Stated problem: Copy out word for word only the lines of the material below, starting at the line containing "Patent image size: (574, 363)." and ending at the line containing "The spiked head 43 is at (335, 77).", with both of those lines included.

Dataset items:
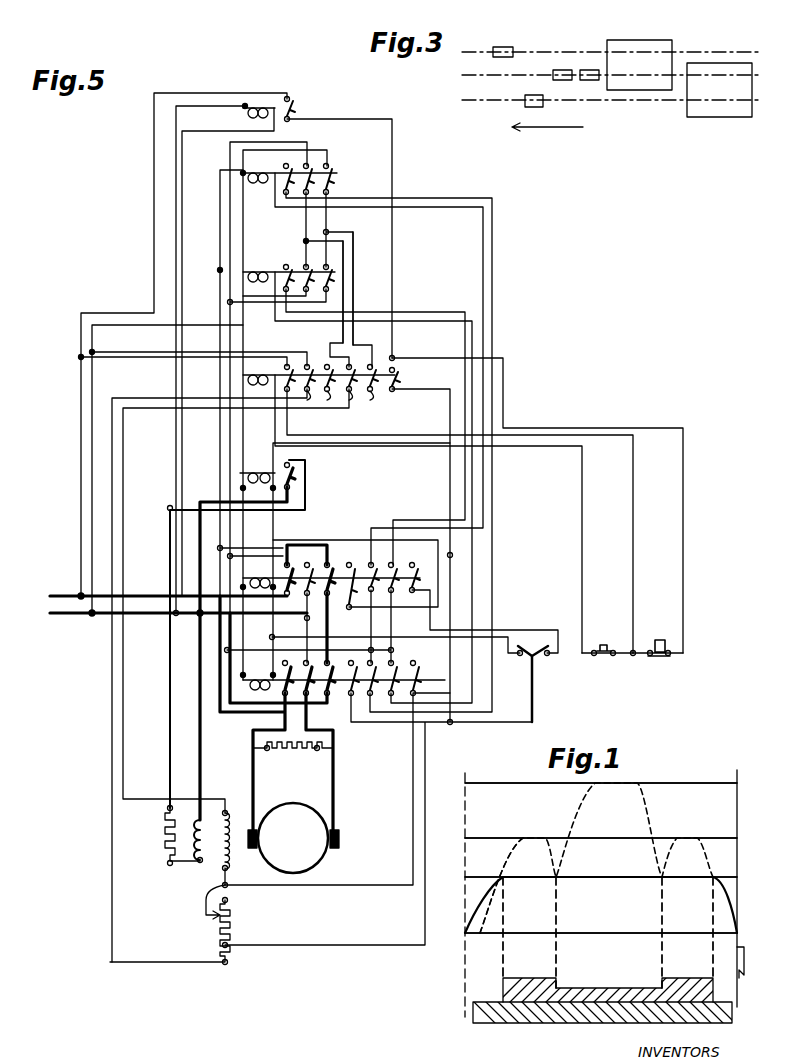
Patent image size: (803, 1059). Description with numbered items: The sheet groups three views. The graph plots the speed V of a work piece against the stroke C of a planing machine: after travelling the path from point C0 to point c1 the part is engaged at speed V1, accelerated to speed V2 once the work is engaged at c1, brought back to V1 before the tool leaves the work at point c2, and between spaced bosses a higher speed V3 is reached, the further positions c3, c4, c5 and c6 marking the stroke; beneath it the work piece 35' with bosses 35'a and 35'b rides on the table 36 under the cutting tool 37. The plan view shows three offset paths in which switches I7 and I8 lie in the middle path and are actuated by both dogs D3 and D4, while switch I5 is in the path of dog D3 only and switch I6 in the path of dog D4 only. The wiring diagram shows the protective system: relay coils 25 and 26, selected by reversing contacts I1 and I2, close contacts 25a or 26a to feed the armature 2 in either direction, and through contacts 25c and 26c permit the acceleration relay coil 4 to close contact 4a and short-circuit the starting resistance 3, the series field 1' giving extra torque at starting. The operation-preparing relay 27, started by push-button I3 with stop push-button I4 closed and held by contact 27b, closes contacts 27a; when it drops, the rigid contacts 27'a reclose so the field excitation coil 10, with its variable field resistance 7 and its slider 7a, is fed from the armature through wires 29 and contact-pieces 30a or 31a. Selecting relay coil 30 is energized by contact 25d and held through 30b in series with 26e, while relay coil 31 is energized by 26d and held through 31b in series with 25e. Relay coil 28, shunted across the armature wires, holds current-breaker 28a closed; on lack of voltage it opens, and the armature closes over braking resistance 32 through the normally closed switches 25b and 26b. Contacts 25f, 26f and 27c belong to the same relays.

In FIG. 3, the switch I5 is at (510, 38).
In FIG. 3, the switch I6 is at (525, 96).
In FIG. 3, the switch I7 is at (560, 70).
In FIG. 3, the switch I8 is at (590, 68).
In FIG. 3, the dog D3 is at (660, 90).
In FIG. 3, the dog D4 is at (722, 117).
In FIG. 3, the stroke of operation C is at (547, 119).
In FIG. 1, the speed V1 is at (612, 879).
In FIG. 1, the speed V2 is at (612, 840).
In FIG. 1, the speed V3 is at (612, 785).
In FIG. 1, the point c0 C0 is at (611, 930).
In FIG. 1, the point c1 is at (703, 927).
In FIG. 1, the point c2 is at (514, 927).
In FIG. 1, the point c3 is at (453, 943).
In FIG. 1, the point c4 is at (498, 894).
In FIG. 1, the point c5 is at (672, 932).
In FIG. 1, the point c6 is at (566, 932).
In FIG. 1, the work piece 35' is at (612, 984).
In FIG. 1, the boss 35'a is at (683, 1020).
In FIG. 1, the boss 35'b is at (518, 1019).
In FIG. 1, the table 36 is at (473, 1000).
In FIG. 1, the cutting tool 37 is at (747, 976).
In FIG. 5, the armature 2 is at (298, 813).
In FIG. 5, the starting resistance 3 is at (163, 840).
In FIG. 5, the series field 1' is at (188, 841).
In FIG. 5, the acceleration relay coil 4 is at (258, 471).
In FIG. 5, the contact 4a is at (297, 474).
In FIG. 5, the variable field resistance 7 is at (228, 930).
In FIG. 5, the slider 7a is at (207, 918).
In FIG. 5, the field excitation coil 10 is at (229, 866).
In FIG. 5, the forward motion relay coil 25 is at (343, 671).
In FIG. 5, the contact 25a is at (291, 665).
In FIG. 5, the switch 25b is at (336, 693).
In FIG. 5, the contact 25c is at (340, 678).
In FIG. 5, the contact 25d is at (372, 697).
In FIG. 5, the contact 25e is at (396, 697).
In FIG. 5, the relay contact 25f is at (421, 674).
In FIG. 5, the reverse motion relay coil 26 is at (256, 572).
In FIG. 5, the contacts 26a is at (300, 566).
In FIG. 5, the switch 26b is at (338, 568).
In FIG. 5, the contact 26c is at (350, 594).
In FIG. 5, the contact 26d is at (371, 592).
In FIG. 5, the contact 26e is at (400, 588).
In FIG. 5, the relay contact 26f is at (430, 580).
In FIG. 5, the operation-preparing relay coil 27 is at (319, 359).
In FIG. 5, the contacts 27a is at (312, 392).
In FIG. 5, the contacts 27'a is at (371, 396).
In FIG. 5, the holding contact 27b is at (295, 368).
In FIG. 5, the relay contact 27c is at (402, 377).
In FIG. 5, the relay coil 28 is at (262, 107).
In FIG. 5, the current-breaker 28a is at (296, 104).
In FIG. 5, the wires 29 is at (343, 306).
In FIG. 5, the selecting relay coil 30 is at (258, 270).
In FIG. 5, the contact-pieces 30a is at (306, 283).
In FIG. 5, the holding contact 30b is at (284, 268).
In FIG. 5, the selecting relay coil 31 is at (260, 172).
In FIG. 5, the contact-pieces 31a is at (333, 182).
In FIG. 5, the self-energizing contact 31b is at (294, 170).
In FIG. 5, the braking resistance 32 is at (295, 752).
In FIG. 5, the contact I1 is at (518, 657).
In FIG. 5, the contact I2 is at (547, 657).
In FIG. 5, the push-button I3 is at (604, 645).
In FIG. 5, the stop push-button I4 is at (660, 640).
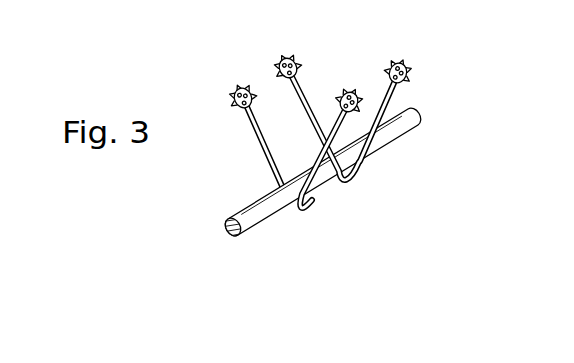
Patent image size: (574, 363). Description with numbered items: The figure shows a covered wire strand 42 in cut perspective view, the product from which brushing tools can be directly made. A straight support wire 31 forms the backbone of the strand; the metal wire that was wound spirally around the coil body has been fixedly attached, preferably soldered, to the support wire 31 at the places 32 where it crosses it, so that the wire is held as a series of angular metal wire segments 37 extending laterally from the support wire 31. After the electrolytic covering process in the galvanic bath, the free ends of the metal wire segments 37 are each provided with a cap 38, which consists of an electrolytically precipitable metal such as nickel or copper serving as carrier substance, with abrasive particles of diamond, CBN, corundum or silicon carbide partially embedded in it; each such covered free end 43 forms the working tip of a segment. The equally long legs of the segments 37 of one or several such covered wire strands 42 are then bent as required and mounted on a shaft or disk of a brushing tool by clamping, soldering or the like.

The support wire 31 is at (291, 191).
The places where the metal wire crosses the support wire 32 is at (333, 178).
The metal wire segments 37 is at (293, 175).
The cap 38 is at (268, 56).
The covered wire strand 42 is at (219, 227).
The spiked head 43 is at (335, 77).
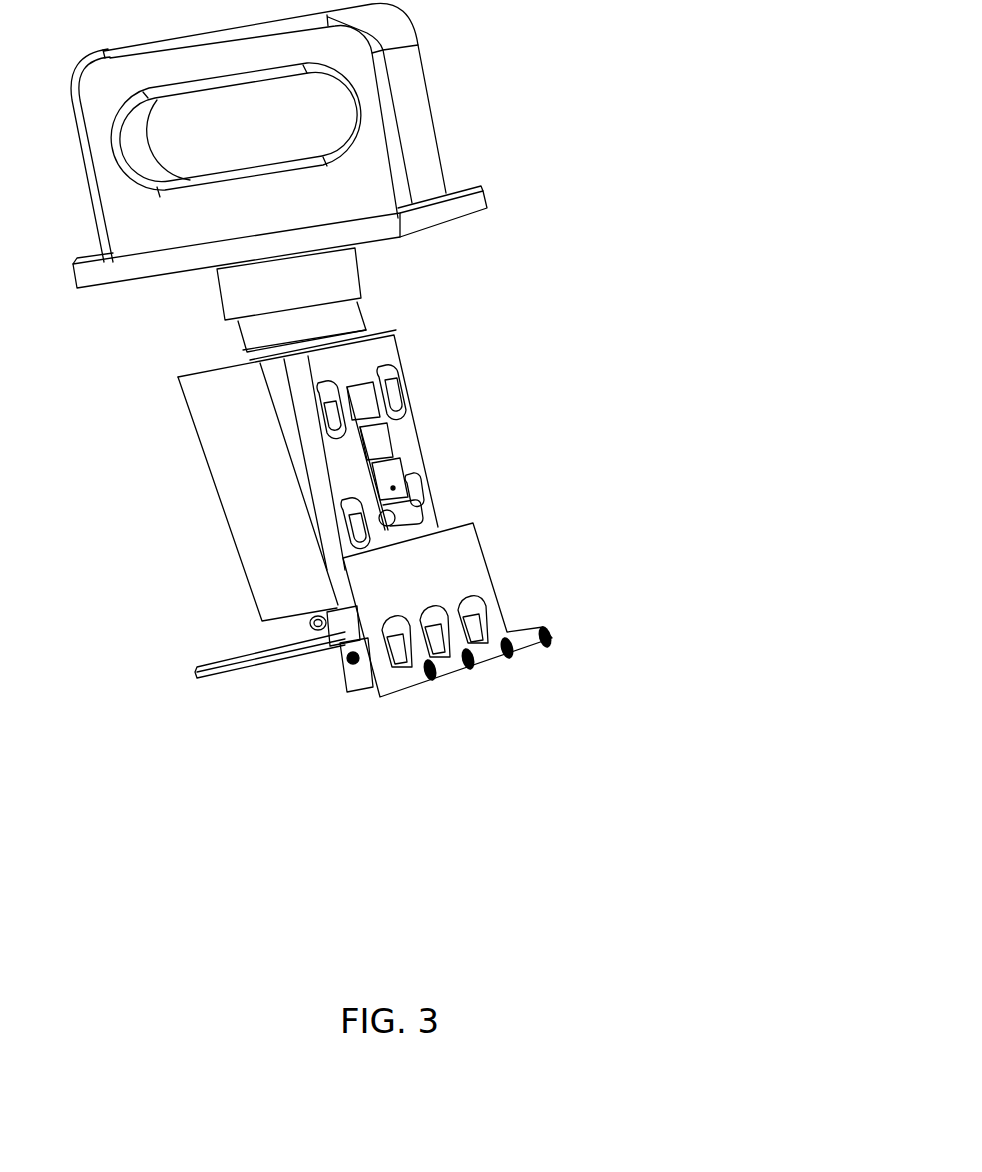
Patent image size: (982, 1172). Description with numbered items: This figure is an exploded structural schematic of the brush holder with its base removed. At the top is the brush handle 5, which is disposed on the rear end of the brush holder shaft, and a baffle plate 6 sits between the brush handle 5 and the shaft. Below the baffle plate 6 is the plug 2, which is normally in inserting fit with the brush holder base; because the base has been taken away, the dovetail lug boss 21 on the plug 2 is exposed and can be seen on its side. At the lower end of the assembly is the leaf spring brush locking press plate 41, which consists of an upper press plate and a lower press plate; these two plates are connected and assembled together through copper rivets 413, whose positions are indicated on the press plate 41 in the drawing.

The brush handle 5 is at (423, 148).
The baffle plate 6 is at (470, 208).
The plug 2 is at (407, 443).
The dovetail lug boss 21 is at (243, 463).
The leaf spring brush locking press plate 41 is at (458, 582).
The copper rivets 413 is at (353, 572).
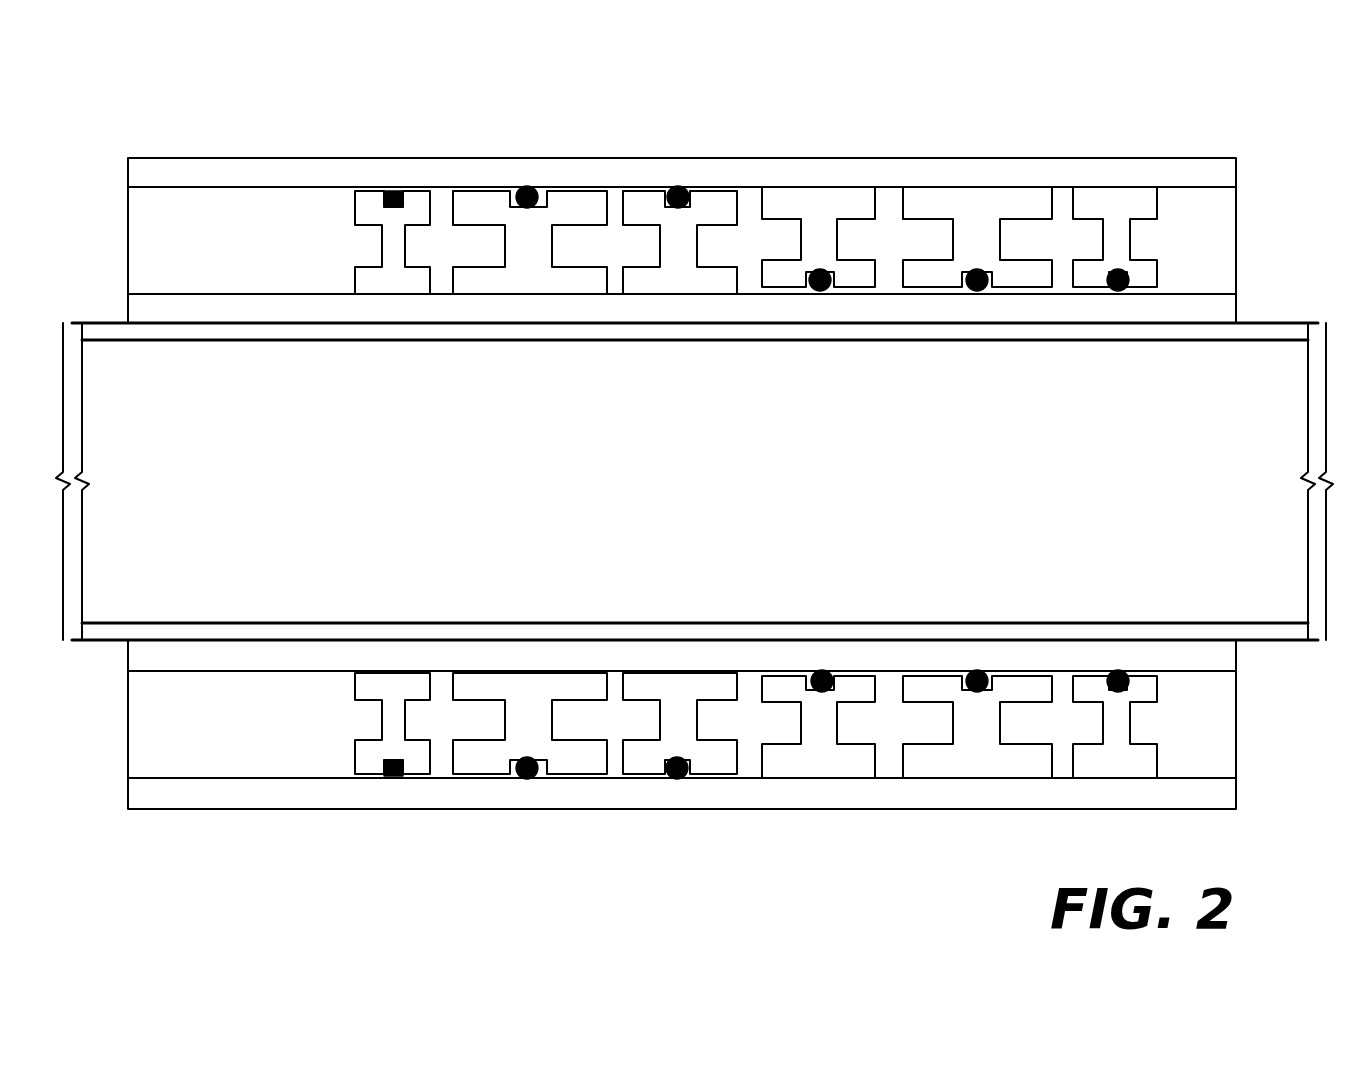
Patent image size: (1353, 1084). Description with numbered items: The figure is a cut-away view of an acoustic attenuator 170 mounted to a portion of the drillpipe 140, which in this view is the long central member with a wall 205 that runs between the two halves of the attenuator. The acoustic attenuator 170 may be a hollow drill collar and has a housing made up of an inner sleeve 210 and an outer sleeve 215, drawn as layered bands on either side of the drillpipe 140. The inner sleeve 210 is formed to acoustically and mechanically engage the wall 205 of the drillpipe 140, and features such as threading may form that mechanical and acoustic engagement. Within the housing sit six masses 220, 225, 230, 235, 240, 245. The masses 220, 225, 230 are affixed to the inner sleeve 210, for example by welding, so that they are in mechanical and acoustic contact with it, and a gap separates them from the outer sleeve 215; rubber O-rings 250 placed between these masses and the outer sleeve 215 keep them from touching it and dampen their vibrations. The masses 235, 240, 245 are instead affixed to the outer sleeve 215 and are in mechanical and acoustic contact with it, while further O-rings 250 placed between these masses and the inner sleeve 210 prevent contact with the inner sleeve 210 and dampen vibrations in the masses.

The drillpipe 140 is at (1252, 297).
The acoustic attenuator 170 is at (188, 104).
The wall of the drillpipe 205 is at (1282, 328).
The inner sleeve 210 is at (160, 313).
The outer sleeve 215 is at (162, 172).
The mass 220 is at (392, 282).
The mass 225 is at (537, 283).
The mass 230 is at (680, 283).
The mass 235 is at (820, 210).
The mass 240 is at (977, 195).
The mass 245 is at (1115, 198).
The rubber O-ring 250 is at (395, 190).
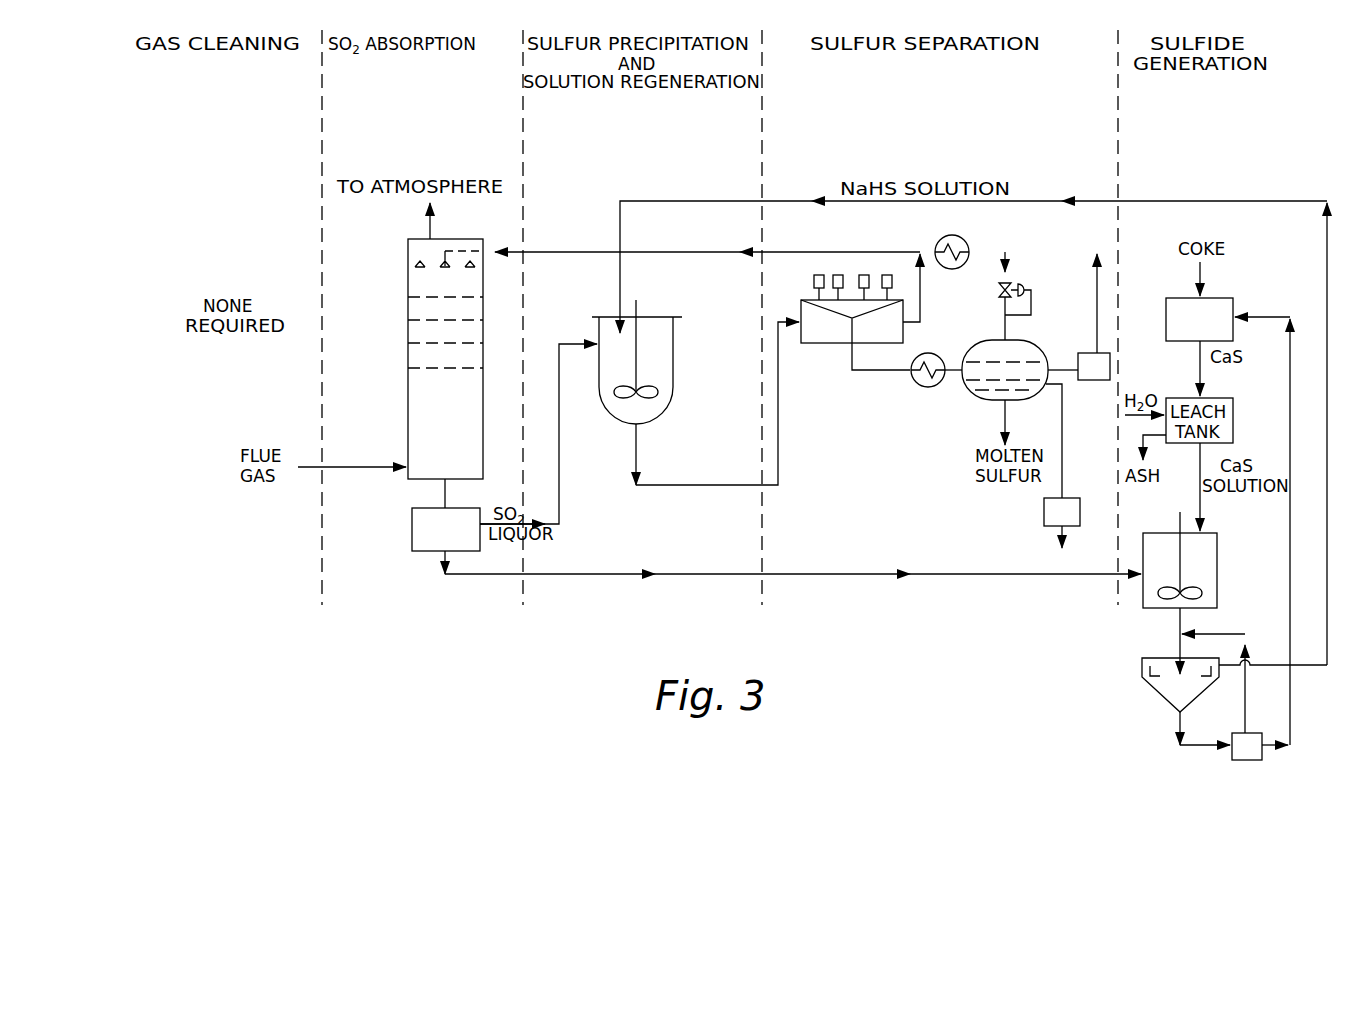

Result:
Patent image size: (574, 363). Description with numbered items: The figure shows a covered wire strand 42 in cut perspective view, the product from which brushing tools can be directly made. A straight support wire 31 forms the backbone of the strand; the metal wire that was wound spirally around the coil body has been fixedly attached, preferably soldered, to the support wire 31 at the places 32 where it crosses it, so that the wire is held as a series of angular metal wire segments 37 extending laterally from the support wire 31. After the electrolytic covering process in the galvanic bath, the free ends of the metal wire segments 37 are each provided with a cap 38, which consists of an electrolytically precipitable metal such as nickel or copper serving as carrier substance, with abrasive particles of diamond, CBN, corundum or silicon carbide partially embedded in it; each such covered free end 43 forms the working tip of a segment. The equally long legs of the segments 37 of one or several such covered wire strands 42 are then bent as required and mounted on a shaft or disk of a brushing tool by clamping, soldering or the like.

The support wire 31 is at (291, 191).
The places where the metal wire crosses the support wire 32 is at (333, 178).
The metal wire segments 37 is at (293, 175).
The cap 38 is at (268, 56).
The covered wire strand 42 is at (219, 227).
The spiked head 43 is at (335, 77).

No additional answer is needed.